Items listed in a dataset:
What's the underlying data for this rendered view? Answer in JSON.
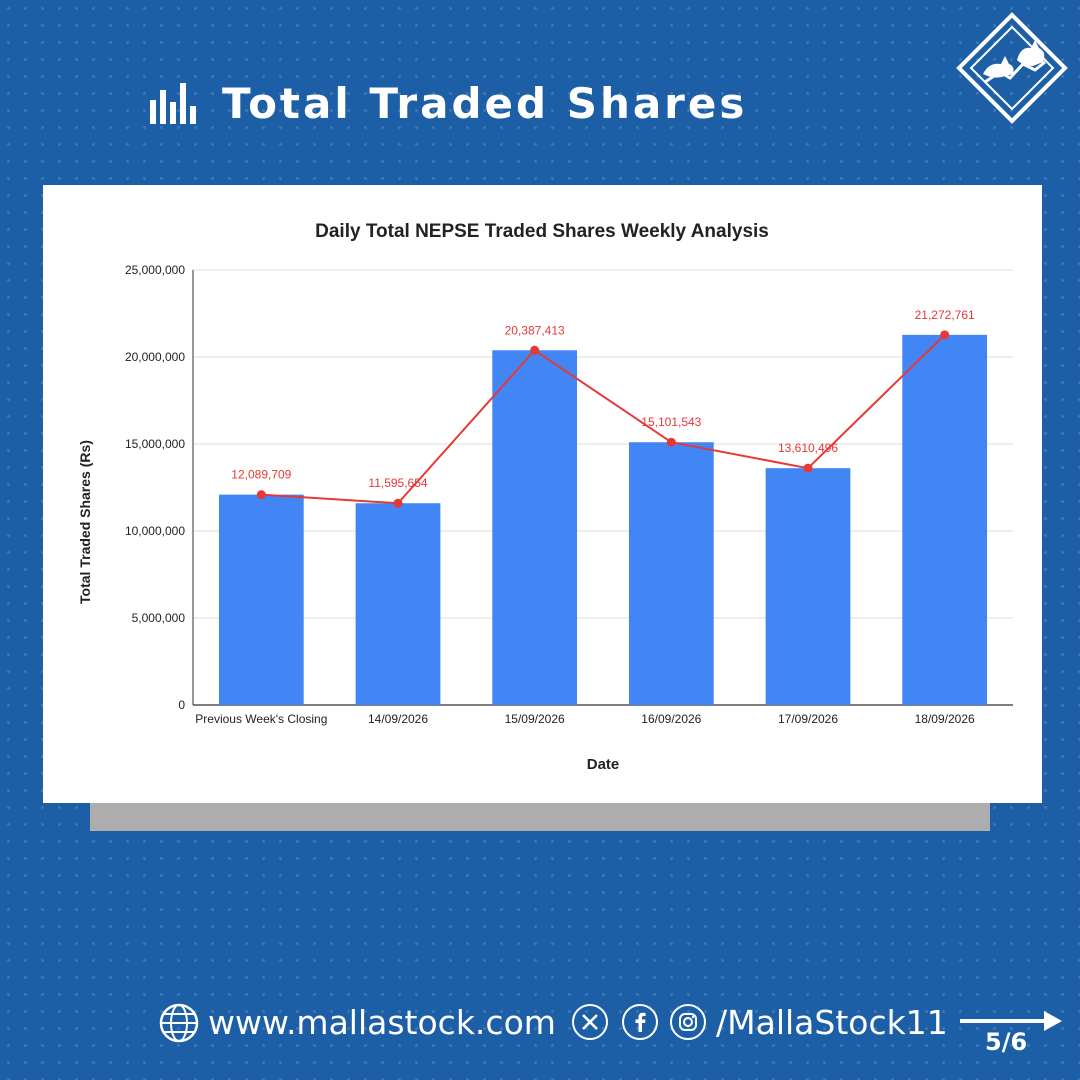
{
  "header": {
    "title": "Total Traded Shares"
  },
  "icons": {
    "header": "bar-chart-icon",
    "logo": "bull-bear-logo-icon",
    "globe": "globe-icon",
    "x": "x-icon",
    "facebook": "facebook-icon",
    "instagram": "instagram-icon",
    "next": "arrow-right-icon"
  },
  "colors": {
    "background": "#1d5fa7",
    "bar": "#4285f4",
    "line": "#e53935",
    "label": "#e53935"
  },
  "chart_data": {
    "type": "bar",
    "title": "Daily Total NEPSE Traded Shares Weekly Analysis",
    "xlabel": "Date",
    "ylabel": "Total Traded Shares (Rs)",
    "ylim": [
      0,
      25000000
    ],
    "yticks": [
      0,
      5000000,
      10000000,
      15000000,
      20000000,
      25000000
    ],
    "ytick_labels": [
      "0",
      "5,000,000",
      "10,000,000",
      "15,000,000",
      "20,000,000",
      "25,000,000"
    ],
    "grid": true,
    "categories": [
      "Previous Week's Closing",
      "14/09/2026",
      "15/09/2026",
      "16/09/2026",
      "17/09/2026",
      "18/09/2026"
    ],
    "values": [
      12089709,
      11595654,
      20387413,
      15101543,
      13610496,
      21272761
    ],
    "data_labels": [
      "12,089,709",
      "11,595,654",
      "20,387,413",
      "15,101,543",
      "13,610,496",
      "21,272,761"
    ],
    "overlay_line": true
  },
  "footer": {
    "website": "www.mallastock.com",
    "handle": "/MallaStock11",
    "page": "5/6"
  }
}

Written problem. Quote the records above in full, dropping each picture.

Exercise solution.
What's the underlying data for this rendered view? Answer in JSON.
{
  "header": {
    "title": "Total Traded Shares"
  },
  "icons": {
    "header": "bar-chart-icon",
    "logo": "bull-bear-logo-icon",
    "globe": "globe-icon",
    "x": "x-icon",
    "facebook": "facebook-icon",
    "instagram": "instagram-icon",
    "next": "arrow-right-icon"
  },
  "colors": {
    "background": "#1d5fa7",
    "bar": "#4285f4",
    "line": "#e53935",
    "label": "#e53935"
  },
  "chart_data": {
    "type": "bar",
    "title": "Daily Total NEPSE Traded Shares Weekly Analysis",
    "xlabel": "Date",
    "ylabel": "Total Traded Shares (Rs)",
    "ylim": [
      0,
      25000000
    ],
    "yticks": [
      0,
      5000000,
      10000000,
      15000000,
      20000000,
      25000000
    ],
    "ytick_labels": [
      "0",
      "5,000,000",
      "10,000,000",
      "15,000,000",
      "20,000,000",
      "25,000,000"
    ],
    "grid": true,
    "categories": [
      "Previous Week's Closing",
      "14/09/2026",
      "15/09/2026",
      "16/09/2026",
      "17/09/2026",
      "18/09/2026"
    ],
    "values": [
      12089709,
      11595654,
      20387413,
      15101543,
      13610496,
      21272761
    ],
    "data_labels": [
      "12,089,709",
      "11,595,654",
      "20,387,413",
      "15,101,543",
      "13,610,496",
      "21,272,761"
    ],
    "overlay_line": true
  },
  "footer": {
    "website": "www.mallastock.com",
    "handle": "/MallaStock11",
    "page": "5/6"
  }
}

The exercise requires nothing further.